---------- Listed entries

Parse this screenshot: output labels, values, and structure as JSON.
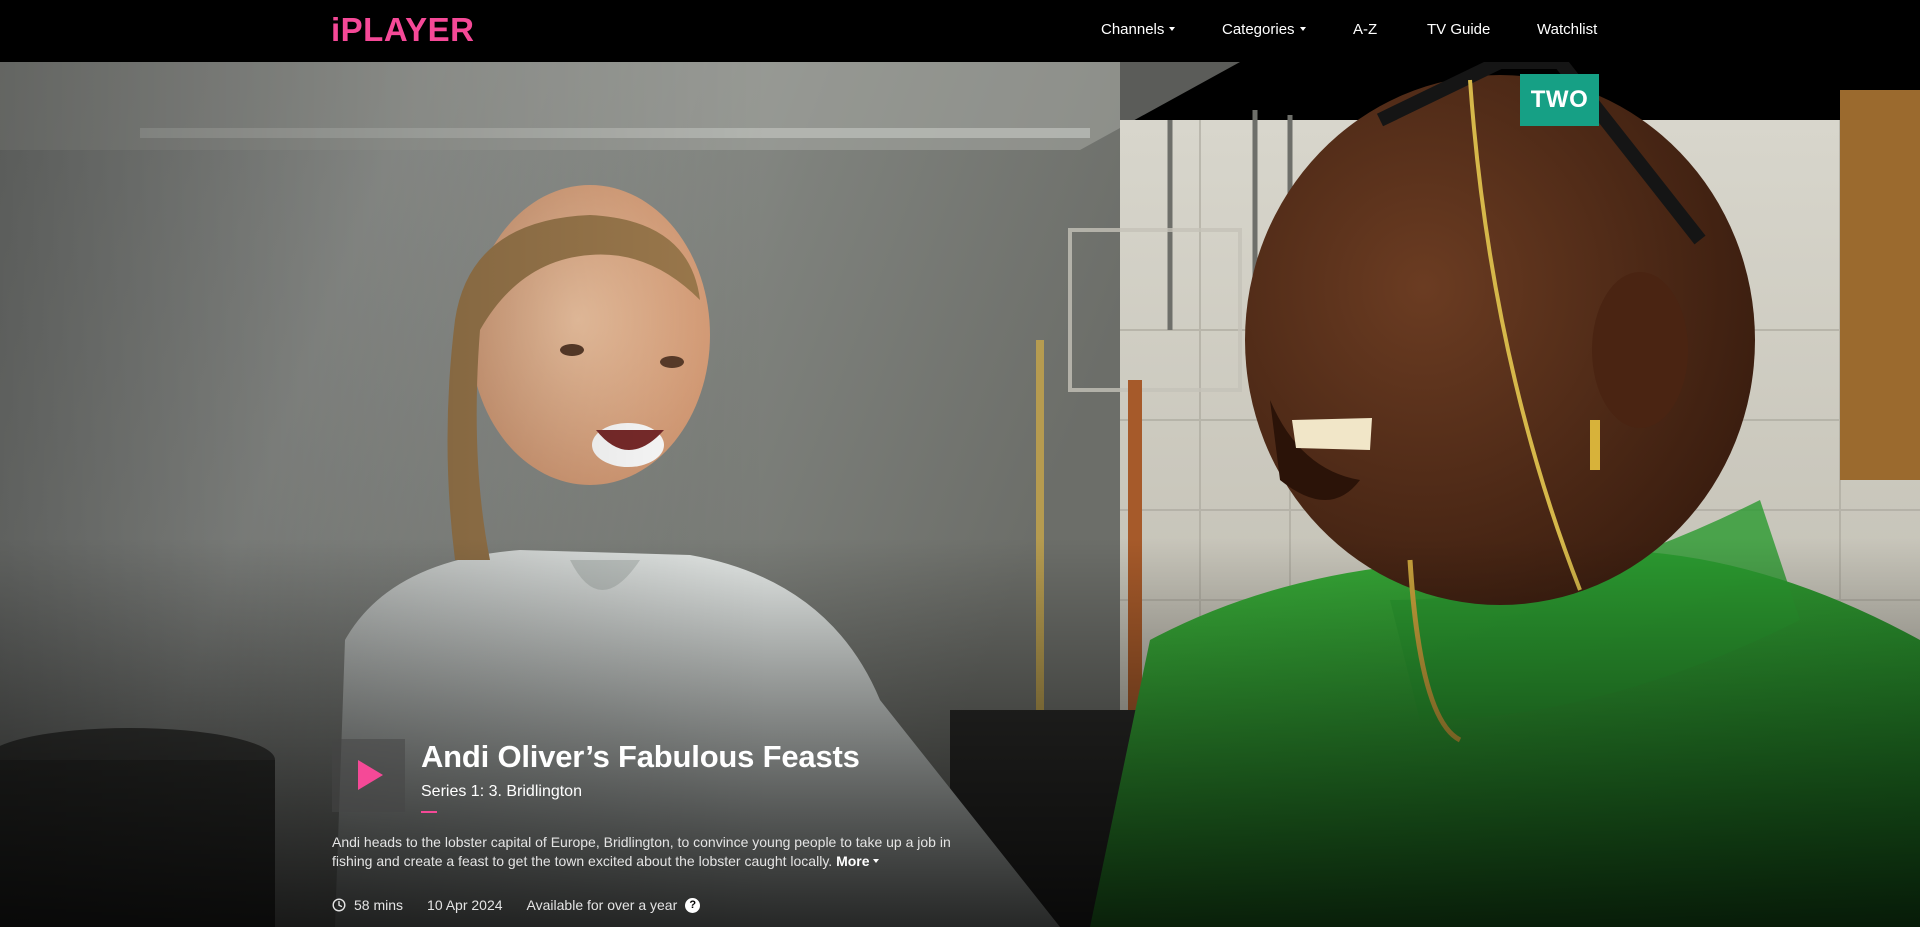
{
  "brand": {
    "logo_text": "iPLAYER",
    "accent_color": "#f54997"
  },
  "nav": {
    "items": [
      {
        "label": "Channels",
        "has_dropdown": true
      },
      {
        "label": "Categories",
        "has_dropdown": true
      },
      {
        "label": "A-Z",
        "has_dropdown": false
      },
      {
        "label": "TV Guide",
        "has_dropdown": false
      },
      {
        "label": "Watchlist",
        "has_dropdown": false
      }
    ]
  },
  "hero": {
    "channel_badge": "TWO",
    "channel_badge_color": "#16a085"
  },
  "programme": {
    "title": "Andi Oliver’s Fabulous Feasts",
    "subtitle": "Series 1: 3. Bridlington",
    "synopsis": "Andi heads to the lobster capital of Europe, Bridlington, to convince young people to take up a job in fishing and create a feast to get the town excited about the lobster caught locally.",
    "more_label": "More",
    "duration": "58 mins",
    "date": "10 Apr 2024",
    "availability": "Available for over a year",
    "help_glyph": "?",
    "play_icon": "play-icon",
    "clock_icon": "clock-icon"
  }
}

--------------------

• **Stated problem**
Write every entry out again exactly, dropping the pictures.

• **Task output**
Parse this screenshot: output labels, values, and structure as JSON.
{
  "brand": {
    "logo_text": "iPLAYER",
    "accent_color": "#f54997"
  },
  "nav": {
    "items": [
      {
        "label": "Channels",
        "has_dropdown": true
      },
      {
        "label": "Categories",
        "has_dropdown": true
      },
      {
        "label": "A-Z",
        "has_dropdown": false
      },
      {
        "label": "TV Guide",
        "has_dropdown": false
      },
      {
        "label": "Watchlist",
        "has_dropdown": false
      }
    ]
  },
  "hero": {
    "channel_badge": "TWO",
    "channel_badge_color": "#16a085"
  },
  "programme": {
    "title": "Andi Oliver’s Fabulous Feasts",
    "subtitle": "Series 1: 3. Bridlington",
    "synopsis": "Andi heads to the lobster capital of Europe, Bridlington, to convince young people to take up a job in fishing and create a feast to get the town excited about the lobster caught locally.",
    "more_label": "More",
    "duration": "58 mins",
    "date": "10 Apr 2024",
    "availability": "Available for over a year",
    "help_glyph": "?",
    "play_icon": "play-icon",
    "clock_icon": "clock-icon"
  }
}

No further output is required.